Stored entries:
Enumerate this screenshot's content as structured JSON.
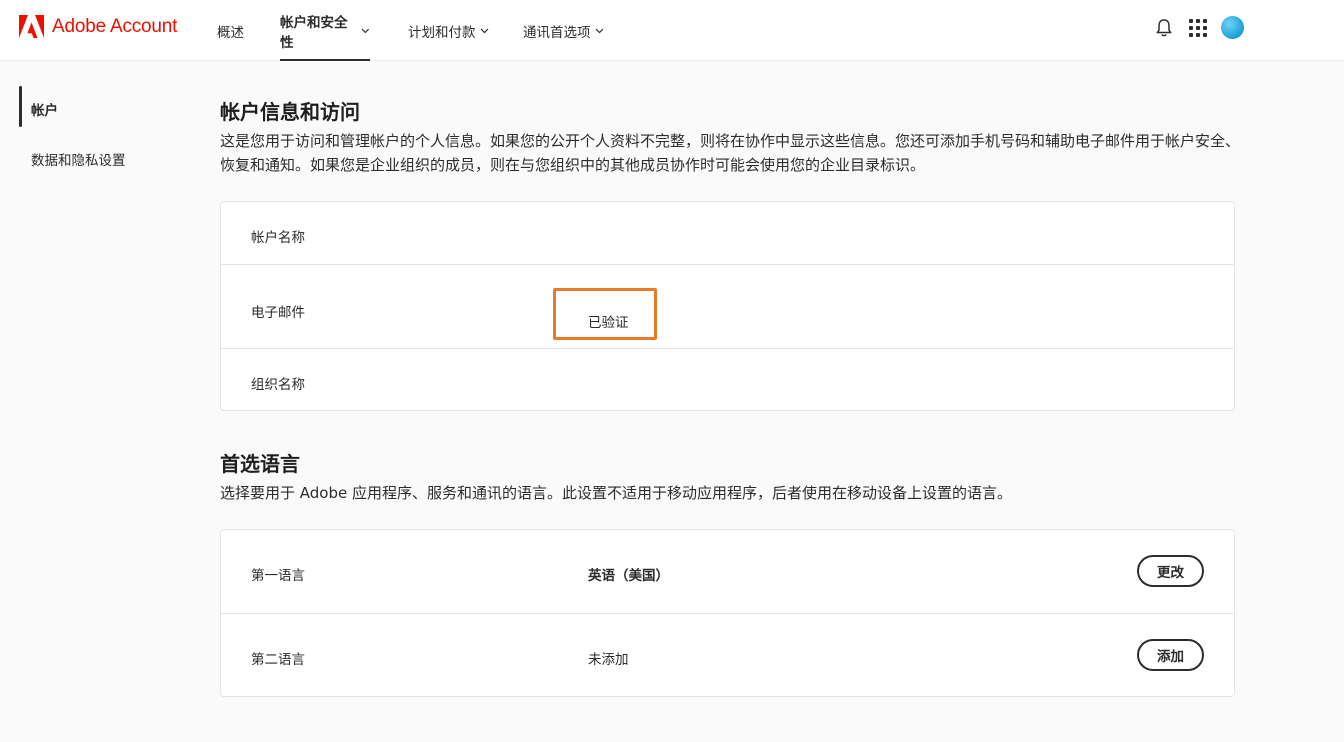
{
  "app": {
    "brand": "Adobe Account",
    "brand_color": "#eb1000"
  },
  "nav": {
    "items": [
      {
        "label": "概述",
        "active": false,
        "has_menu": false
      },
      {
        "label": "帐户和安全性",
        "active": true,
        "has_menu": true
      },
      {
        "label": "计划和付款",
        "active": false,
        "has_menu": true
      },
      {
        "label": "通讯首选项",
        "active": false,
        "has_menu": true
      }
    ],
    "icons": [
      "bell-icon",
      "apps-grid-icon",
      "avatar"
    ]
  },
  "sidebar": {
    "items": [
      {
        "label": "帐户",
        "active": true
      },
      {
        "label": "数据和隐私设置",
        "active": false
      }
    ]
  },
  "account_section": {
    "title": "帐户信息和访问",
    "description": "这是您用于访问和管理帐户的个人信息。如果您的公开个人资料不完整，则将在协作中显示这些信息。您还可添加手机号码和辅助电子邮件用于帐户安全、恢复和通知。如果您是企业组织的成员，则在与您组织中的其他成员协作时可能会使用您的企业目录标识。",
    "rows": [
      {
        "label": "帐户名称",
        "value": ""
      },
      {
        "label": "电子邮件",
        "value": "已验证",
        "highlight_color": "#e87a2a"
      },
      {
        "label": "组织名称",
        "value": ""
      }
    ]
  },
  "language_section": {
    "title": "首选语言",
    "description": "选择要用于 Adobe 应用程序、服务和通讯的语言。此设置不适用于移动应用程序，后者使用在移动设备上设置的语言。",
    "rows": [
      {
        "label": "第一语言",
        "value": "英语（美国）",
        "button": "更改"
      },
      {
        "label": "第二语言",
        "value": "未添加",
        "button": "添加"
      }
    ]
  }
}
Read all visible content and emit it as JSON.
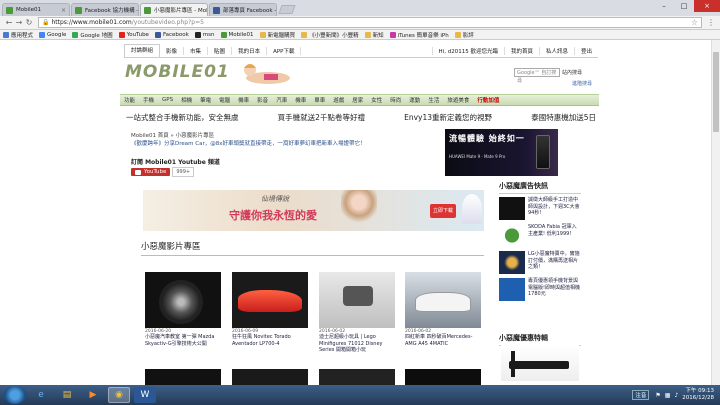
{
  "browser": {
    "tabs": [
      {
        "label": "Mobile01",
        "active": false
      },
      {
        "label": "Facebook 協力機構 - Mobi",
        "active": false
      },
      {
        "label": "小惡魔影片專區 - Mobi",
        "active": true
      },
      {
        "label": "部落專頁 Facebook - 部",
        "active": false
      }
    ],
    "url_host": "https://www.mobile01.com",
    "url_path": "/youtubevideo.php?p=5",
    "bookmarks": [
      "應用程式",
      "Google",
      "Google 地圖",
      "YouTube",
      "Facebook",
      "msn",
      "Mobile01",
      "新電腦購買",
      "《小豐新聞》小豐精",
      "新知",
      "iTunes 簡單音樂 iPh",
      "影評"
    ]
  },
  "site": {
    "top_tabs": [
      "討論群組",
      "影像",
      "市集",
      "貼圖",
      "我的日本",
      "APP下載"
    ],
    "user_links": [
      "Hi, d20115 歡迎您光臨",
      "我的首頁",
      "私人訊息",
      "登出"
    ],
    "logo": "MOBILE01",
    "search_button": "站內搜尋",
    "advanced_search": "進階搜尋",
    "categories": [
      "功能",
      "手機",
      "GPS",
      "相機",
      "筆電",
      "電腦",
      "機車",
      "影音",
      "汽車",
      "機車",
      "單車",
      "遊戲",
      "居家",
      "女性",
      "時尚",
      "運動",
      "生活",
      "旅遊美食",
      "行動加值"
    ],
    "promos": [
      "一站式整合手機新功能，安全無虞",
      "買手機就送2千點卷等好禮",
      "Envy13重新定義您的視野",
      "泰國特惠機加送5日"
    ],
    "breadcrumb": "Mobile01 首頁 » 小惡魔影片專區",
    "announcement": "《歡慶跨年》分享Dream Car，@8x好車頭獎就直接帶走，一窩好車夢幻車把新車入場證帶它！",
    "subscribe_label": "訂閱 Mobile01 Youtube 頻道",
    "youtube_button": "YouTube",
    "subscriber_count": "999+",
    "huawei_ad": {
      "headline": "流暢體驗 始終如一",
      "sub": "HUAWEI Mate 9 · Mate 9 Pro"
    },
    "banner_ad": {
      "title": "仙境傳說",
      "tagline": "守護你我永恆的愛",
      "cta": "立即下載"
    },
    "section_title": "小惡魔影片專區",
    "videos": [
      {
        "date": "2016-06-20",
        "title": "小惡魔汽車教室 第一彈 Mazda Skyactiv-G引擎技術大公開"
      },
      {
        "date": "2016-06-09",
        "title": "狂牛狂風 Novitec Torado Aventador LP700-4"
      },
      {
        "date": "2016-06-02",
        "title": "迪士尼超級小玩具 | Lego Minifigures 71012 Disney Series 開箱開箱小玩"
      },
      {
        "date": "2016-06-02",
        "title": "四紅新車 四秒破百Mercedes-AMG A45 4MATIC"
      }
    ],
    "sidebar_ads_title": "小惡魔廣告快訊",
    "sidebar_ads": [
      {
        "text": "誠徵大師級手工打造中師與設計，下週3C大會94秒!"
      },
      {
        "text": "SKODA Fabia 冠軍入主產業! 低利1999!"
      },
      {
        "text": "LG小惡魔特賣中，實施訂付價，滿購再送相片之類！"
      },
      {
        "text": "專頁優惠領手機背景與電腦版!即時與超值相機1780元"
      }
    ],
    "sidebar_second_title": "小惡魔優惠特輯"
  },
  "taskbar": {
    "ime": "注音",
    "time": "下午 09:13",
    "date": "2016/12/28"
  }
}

Written exercise –
Output an exact copy of the material, with the pictures removed.

Exercise output –
Enumerate this screenshot's content as structured JSON.
{
  "app": {
    "brand": "Adobe Account",
    "brand_color": "#eb1000"
  },
  "nav": {
    "items": [
      {
        "label": "概述",
        "active": false,
        "has_menu": false
      },
      {
        "label": "帐户和安全性",
        "active": true,
        "has_menu": true
      },
      {
        "label": "计划和付款",
        "active": false,
        "has_menu": true
      },
      {
        "label": "通讯首选项",
        "active": false,
        "has_menu": true
      }
    ],
    "icons": [
      "bell-icon",
      "apps-grid-icon",
      "avatar"
    ]
  },
  "sidebar": {
    "items": [
      {
        "label": "帐户",
        "active": true
      },
      {
        "label": "数据和隐私设置",
        "active": false
      }
    ]
  },
  "account_section": {
    "title": "帐户信息和访问",
    "description": "这是您用于访问和管理帐户的个人信息。如果您的公开个人资料不完整，则将在协作中显示这些信息。您还可添加手机号码和辅助电子邮件用于帐户安全、恢复和通知。如果您是企业组织的成员，则在与您组织中的其他成员协作时可能会使用您的企业目录标识。",
    "rows": [
      {
        "label": "帐户名称",
        "value": ""
      },
      {
        "label": "电子邮件",
        "value": "已验证",
        "highlight_color": "#e87a2a"
      },
      {
        "label": "组织名称",
        "value": ""
      }
    ]
  },
  "language_section": {
    "title": "首选语言",
    "description": "选择要用于 Adobe 应用程序、服务和通讯的语言。此设置不适用于移动应用程序，后者使用在移动设备上设置的语言。",
    "rows": [
      {
        "label": "第一语言",
        "value": "英语（美国）",
        "button": "更改"
      },
      {
        "label": "第二语言",
        "value": "未添加",
        "button": "添加"
      }
    ]
  }
}
Read all visible content and emit it as JSON.
{
  "browser": {
    "tabs": [
      {
        "label": "Mobile01",
        "active": false
      },
      {
        "label": "Facebook 協力機構 - Mobi",
        "active": false
      },
      {
        "label": "小惡魔影片專區 - Mobi",
        "active": true
      },
      {
        "label": "部落專頁 Facebook - 部",
        "active": false
      }
    ],
    "url_host": "https://www.mobile01.com",
    "url_path": "/youtubevideo.php?p=5",
    "bookmarks": [
      "應用程式",
      "Google",
      "Google 地圖",
      "YouTube",
      "Facebook",
      "msn",
      "Mobile01",
      "新電腦購買",
      "《小豐新聞》小豐精",
      "新知",
      "iTunes 簡單音樂 iPh",
      "影評"
    ]
  },
  "site": {
    "top_tabs": [
      "討論群組",
      "影像",
      "市集",
      "貼圖",
      "我的日本",
      "APP下載"
    ],
    "user_links": [
      "Hi, d20115 歡迎您光臨",
      "我的首頁",
      "私人訊息",
      "登出"
    ],
    "logo": "MOBILE01",
    "search_button": "站內搜尋",
    "advanced_search": "進階搜尋",
    "categories": [
      "功能",
      "手機",
      "GPS",
      "相機",
      "筆電",
      "電腦",
      "機車",
      "影音",
      "汽車",
      "機車",
      "單車",
      "遊戲",
      "居家",
      "女性",
      "時尚",
      "運動",
      "生活",
      "旅遊美食",
      "行動加值"
    ],
    "promos": [
      "一站式整合手機新功能，安全無虞",
      "買手機就送2千點卷等好禮",
      "Envy13重新定義您的視野",
      "泰國特惠機加送5日"
    ],
    "breadcrumb": "Mobile01 首頁 » 小惡魔影片專區",
    "announcement": "《歡慶跨年》分享Dream Car，@8x好車頭獎就直接帶走，一窩好車夢幻車把新車入場證帶它！",
    "subscribe_label": "訂閱 Mobile01 Youtube 頻道",
    "youtube_button": "YouTube",
    "subscriber_count": "999+",
    "huawei_ad": {
      "headline": "流暢體驗 始終如一",
      "sub": "HUAWEI Mate 9 · Mate 9 Pro"
    },
    "banner_ad": {
      "title": "仙境傳說",
      "tagline": "守護你我永恆的愛",
      "cta": "立即下載"
    },
    "section_title": "小惡魔影片專區",
    "videos": [
      {
        "date": "2016-06-20",
        "title": "小惡魔汽車教室 第一彈 Mazda Skyactiv-G引擎技術大公開"
      },
      {
        "date": "2016-06-09",
        "title": "狂牛狂風 Novitec Torado Aventador LP700-4"
      },
      {
        "date": "2016-06-02",
        "title": "迪士尼超級小玩具 | Lego Minifigures 71012 Disney Series 開箱開箱小玩"
      },
      {
        "date": "2016-06-02",
        "title": "四紅新車 四秒破百Mercedes-AMG A45 4MATIC"
      }
    ],
    "sidebar_ads_title": "小惡魔廣告快訊",
    "sidebar_ads": [
      {
        "text": "誠徵大師級手工打造中師與設計，下週3C大會94秒!"
      },
      {
        "text": "SKODA Fabia 冠軍入主產業! 低利1999!"
      },
      {
        "text": "LG小惡魔特賣中，實施訂付價，滿購再送相片之類！"
      },
      {
        "text": "專頁優惠領手機背景與電腦版!即時與超值相機1780元"
      }
    ],
    "sidebar_second_title": "小惡魔優惠特輯"
  },
  "taskbar": {
    "ime": "注音",
    "time": "下午 09:13",
    "date": "2016/12/28"
  }
}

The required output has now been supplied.